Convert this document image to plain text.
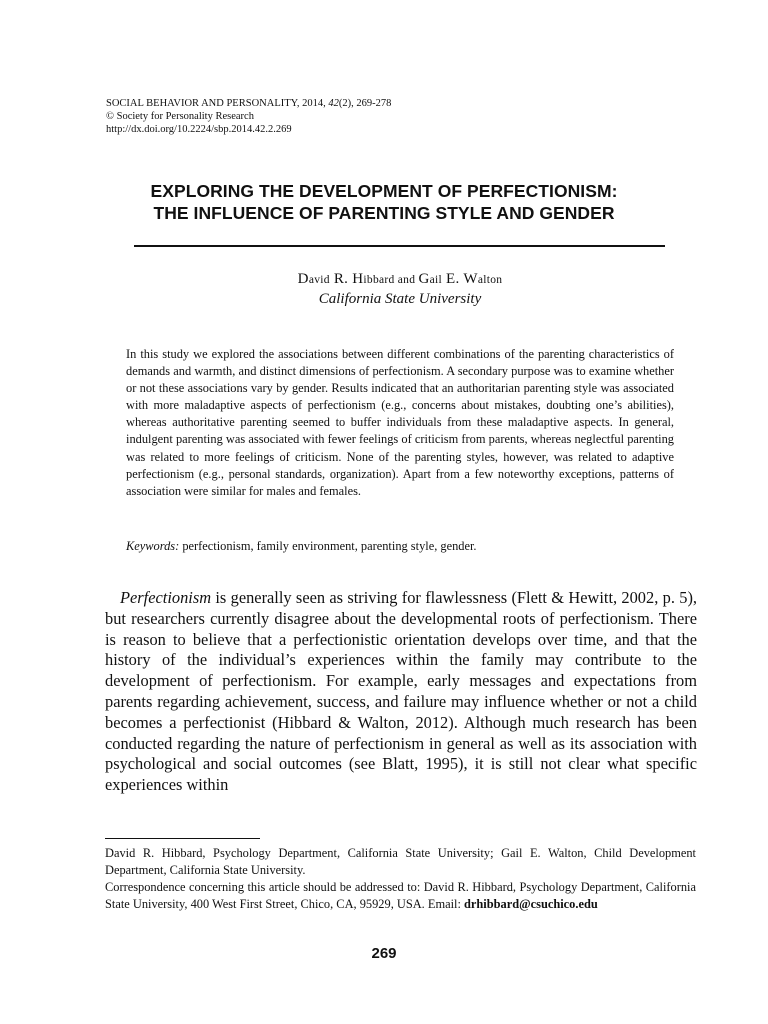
SOCIAL BEHAVIOR AND PERSONALITY, 2014, 42(2), 269-278
© Society for Personality Research
http://dx.doi.org/10.2224/sbp.2014.42.2.269
EXPLORING THE DEVELOPMENT OF PERFECTIONISM:
THE INFLUENCE OF PARENTING STYLE AND GENDER
David R. Hibbard and Gail E. Walton
California State University
In this study we explored the associations between different combinations of the parenting characteristics of demands and warmth, and distinct dimensions of perfectionism. A secondary purpose was to examine whether or not these associations vary by gender. Results indicated that an authoritarian parenting style was associated with more maladaptive aspects of perfectionism (e.g., concerns about mistakes, doubting one’s abilities), whereas authoritative parenting seemed to buffer individuals from these maladaptive aspects. In general, indulgent parenting was associated with fewer feelings of criticism from parents, whereas neglectful parenting was related to more feelings of criticism. None of the parenting styles, however, was related to adaptive perfectionism (e.g., personal standards, organization). Apart from a few noteworthy exceptions, patterns of association were similar for males and females.
Keywords: perfectionism, family environment, parenting style, gender.

Perfectionism is generally seen as striving for flawlessness (Flett & Hewitt, 2002, p. 5), but researchers currently disagree about the developmental roots of perfectionism. There is reason to believe that a perfectionistic orientation develops over time, and that the history of the individual’s experiences within the family may contribute to the development of perfectionism. For example, early messages and expectations from parents regarding achievement, success, and failure may influence whether or not a child becomes a perfectionist (Hibbard & Walton, 2012). Although much research has been conducted regarding the nature of perfectionism in general as well as its association with psychological and social outcomes (see Blatt, 1995), it is still not clear what specific experiences within

David R. Hibbard, Psychology Department, California State University; Gail E. Walton, Child Development Department, California State University.

Correspondence concerning this article should be addressed to: David R. Hibbard, Psychology Department, California State University, 400 West First Street, Chico, CA, 95929, USA. Email: drhibbard@csuchico.edu

269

-------

Task to complete: Find the lines above that contain the word "Department" and collect them.

Response:
David R. Hibbard, Psychology Department, California State University; Gail E. Walton, Child Development Department, California State University.
Correspondence concerning this article should be addressed to: David R. Hibbard, Psychology Department, California State University, 400 West First Street, Chico, CA, 95929, USA. Email: drhibbard@csuchico.edu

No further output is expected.